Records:

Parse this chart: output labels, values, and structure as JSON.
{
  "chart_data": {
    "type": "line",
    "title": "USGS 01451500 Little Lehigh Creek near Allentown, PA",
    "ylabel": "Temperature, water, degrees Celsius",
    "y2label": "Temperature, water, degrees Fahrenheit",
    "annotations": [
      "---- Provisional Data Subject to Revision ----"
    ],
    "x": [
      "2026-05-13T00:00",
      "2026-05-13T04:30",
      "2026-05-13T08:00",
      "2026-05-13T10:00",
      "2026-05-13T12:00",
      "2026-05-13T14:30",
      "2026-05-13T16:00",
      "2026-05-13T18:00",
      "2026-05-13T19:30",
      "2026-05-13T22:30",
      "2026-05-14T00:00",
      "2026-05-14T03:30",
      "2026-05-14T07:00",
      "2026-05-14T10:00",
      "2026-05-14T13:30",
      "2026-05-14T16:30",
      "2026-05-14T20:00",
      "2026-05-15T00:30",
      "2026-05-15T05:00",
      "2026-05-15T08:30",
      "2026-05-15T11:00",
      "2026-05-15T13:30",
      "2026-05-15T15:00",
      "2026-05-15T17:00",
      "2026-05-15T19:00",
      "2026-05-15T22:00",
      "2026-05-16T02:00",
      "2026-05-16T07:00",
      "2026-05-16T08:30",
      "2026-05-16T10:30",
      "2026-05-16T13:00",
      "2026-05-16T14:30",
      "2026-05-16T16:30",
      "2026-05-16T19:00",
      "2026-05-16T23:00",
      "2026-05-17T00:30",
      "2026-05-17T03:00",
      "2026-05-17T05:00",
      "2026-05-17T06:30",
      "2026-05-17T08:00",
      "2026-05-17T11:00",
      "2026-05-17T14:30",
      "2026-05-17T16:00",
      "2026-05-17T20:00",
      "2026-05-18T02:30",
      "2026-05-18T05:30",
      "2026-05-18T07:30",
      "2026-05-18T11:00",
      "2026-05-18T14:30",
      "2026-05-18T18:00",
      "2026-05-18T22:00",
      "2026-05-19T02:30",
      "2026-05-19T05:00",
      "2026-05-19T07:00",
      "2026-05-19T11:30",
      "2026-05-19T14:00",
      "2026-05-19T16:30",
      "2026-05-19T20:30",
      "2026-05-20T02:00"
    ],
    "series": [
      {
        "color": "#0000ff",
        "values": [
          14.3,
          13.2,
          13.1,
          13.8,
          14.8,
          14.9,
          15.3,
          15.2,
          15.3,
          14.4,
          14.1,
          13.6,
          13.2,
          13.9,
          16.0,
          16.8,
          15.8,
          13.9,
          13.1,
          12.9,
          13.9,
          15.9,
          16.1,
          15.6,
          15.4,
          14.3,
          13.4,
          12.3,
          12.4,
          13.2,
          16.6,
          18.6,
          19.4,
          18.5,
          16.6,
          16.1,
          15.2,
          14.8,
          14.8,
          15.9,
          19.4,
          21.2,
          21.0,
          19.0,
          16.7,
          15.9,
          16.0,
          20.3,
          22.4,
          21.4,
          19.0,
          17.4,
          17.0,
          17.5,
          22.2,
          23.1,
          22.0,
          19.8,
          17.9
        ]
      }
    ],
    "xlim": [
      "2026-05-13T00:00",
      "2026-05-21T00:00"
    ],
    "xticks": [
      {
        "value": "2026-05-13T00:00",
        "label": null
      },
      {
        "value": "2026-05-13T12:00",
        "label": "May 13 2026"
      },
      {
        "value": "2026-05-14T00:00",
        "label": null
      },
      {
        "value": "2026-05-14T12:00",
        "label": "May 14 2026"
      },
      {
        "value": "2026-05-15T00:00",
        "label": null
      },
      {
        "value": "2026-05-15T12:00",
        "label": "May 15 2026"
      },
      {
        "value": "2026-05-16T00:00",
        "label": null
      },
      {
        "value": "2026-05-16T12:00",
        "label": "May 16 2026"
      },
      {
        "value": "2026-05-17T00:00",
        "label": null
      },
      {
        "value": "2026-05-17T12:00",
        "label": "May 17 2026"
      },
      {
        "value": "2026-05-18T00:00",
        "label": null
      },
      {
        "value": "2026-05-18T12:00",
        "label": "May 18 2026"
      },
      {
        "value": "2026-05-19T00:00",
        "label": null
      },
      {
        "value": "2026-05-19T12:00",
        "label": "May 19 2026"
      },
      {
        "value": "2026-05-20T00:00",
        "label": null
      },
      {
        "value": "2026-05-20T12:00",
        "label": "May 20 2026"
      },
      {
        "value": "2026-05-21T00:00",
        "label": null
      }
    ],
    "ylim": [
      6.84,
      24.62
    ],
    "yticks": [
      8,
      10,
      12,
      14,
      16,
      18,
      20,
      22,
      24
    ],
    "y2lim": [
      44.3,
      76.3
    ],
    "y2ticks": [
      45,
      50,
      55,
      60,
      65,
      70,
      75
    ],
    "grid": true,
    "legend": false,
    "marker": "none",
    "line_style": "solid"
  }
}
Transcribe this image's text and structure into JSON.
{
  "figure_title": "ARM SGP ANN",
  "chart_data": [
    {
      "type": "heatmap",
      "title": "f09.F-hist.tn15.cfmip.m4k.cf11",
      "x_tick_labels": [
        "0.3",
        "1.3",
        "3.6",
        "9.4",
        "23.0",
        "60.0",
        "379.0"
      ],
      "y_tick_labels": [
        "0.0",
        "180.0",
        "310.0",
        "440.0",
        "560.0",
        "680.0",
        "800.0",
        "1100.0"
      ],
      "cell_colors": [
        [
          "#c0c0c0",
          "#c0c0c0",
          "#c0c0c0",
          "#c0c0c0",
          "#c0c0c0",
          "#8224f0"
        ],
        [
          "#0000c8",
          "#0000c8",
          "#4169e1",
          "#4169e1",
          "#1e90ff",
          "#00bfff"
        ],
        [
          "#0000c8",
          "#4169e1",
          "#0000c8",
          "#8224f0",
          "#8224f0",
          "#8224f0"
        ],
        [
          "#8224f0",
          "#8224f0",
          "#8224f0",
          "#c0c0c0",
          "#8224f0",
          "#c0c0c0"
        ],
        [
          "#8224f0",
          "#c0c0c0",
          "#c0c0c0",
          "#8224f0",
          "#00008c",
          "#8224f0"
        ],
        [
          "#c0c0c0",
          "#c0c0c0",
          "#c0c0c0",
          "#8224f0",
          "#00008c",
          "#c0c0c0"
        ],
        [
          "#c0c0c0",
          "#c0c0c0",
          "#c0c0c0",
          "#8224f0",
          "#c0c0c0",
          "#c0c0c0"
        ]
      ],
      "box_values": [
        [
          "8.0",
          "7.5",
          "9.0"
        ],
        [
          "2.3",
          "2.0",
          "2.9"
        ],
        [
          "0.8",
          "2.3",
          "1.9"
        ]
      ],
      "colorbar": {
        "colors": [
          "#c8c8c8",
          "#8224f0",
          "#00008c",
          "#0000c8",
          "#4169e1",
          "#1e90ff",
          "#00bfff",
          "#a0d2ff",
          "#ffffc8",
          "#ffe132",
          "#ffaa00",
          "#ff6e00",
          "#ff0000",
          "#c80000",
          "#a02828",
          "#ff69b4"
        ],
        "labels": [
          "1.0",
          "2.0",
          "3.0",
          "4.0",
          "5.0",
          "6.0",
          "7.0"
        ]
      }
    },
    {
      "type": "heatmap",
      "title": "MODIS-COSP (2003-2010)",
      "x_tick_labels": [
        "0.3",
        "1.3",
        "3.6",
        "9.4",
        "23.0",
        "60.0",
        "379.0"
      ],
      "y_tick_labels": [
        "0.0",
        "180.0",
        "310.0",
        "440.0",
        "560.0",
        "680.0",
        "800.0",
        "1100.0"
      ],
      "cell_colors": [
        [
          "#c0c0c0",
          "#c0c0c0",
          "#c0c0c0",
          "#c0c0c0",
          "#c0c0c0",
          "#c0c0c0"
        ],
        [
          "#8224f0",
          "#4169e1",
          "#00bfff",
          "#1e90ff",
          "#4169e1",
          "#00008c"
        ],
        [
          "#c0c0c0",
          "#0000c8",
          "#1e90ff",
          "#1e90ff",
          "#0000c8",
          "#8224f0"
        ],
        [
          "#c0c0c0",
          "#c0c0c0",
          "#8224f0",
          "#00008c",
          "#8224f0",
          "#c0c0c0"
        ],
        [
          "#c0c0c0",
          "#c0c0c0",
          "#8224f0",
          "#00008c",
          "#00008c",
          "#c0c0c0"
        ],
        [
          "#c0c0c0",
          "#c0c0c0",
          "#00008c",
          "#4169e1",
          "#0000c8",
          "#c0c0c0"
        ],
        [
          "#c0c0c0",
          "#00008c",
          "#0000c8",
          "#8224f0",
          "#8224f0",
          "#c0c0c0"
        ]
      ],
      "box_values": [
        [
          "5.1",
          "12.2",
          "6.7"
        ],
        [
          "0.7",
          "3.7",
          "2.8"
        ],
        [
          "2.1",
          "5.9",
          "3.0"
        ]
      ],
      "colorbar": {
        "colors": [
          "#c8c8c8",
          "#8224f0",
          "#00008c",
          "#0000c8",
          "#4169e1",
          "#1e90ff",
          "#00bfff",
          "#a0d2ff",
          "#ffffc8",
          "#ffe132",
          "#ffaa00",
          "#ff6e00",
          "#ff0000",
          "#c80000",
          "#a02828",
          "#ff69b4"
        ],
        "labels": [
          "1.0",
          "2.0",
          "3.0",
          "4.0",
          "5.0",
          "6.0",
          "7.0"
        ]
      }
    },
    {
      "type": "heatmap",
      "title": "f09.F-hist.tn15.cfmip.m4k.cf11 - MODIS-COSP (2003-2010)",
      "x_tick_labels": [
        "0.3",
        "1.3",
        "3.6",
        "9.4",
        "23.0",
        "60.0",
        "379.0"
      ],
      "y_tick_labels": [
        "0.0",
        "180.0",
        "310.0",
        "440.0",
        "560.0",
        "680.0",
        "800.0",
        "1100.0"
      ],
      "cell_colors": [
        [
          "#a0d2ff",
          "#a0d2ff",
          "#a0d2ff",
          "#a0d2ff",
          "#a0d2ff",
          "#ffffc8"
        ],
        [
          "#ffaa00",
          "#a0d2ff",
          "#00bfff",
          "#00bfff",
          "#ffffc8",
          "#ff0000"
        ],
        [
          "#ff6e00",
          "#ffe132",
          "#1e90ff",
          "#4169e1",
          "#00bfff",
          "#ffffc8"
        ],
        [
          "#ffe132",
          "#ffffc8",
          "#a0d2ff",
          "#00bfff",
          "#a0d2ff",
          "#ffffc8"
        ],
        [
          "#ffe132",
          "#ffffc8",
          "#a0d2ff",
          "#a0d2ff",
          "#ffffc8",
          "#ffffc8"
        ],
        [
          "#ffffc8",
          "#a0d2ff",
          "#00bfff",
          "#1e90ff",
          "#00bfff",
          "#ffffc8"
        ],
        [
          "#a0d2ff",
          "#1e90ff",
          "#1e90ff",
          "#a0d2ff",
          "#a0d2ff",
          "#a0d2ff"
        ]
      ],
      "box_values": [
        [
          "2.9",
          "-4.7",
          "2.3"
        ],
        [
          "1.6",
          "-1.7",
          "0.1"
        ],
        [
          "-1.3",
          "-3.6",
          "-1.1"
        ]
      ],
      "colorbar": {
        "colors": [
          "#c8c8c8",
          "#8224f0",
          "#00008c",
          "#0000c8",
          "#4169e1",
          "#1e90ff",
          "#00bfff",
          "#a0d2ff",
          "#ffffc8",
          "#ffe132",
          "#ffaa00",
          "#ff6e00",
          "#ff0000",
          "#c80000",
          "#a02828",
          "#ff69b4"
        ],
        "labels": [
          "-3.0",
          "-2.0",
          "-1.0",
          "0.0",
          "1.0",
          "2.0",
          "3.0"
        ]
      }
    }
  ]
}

Problem description. Show all lines above holding "JSON".

The result.
Parse this chart: output labels, values, and structure as JSON.
Transcribe this image's text and structure into JSON.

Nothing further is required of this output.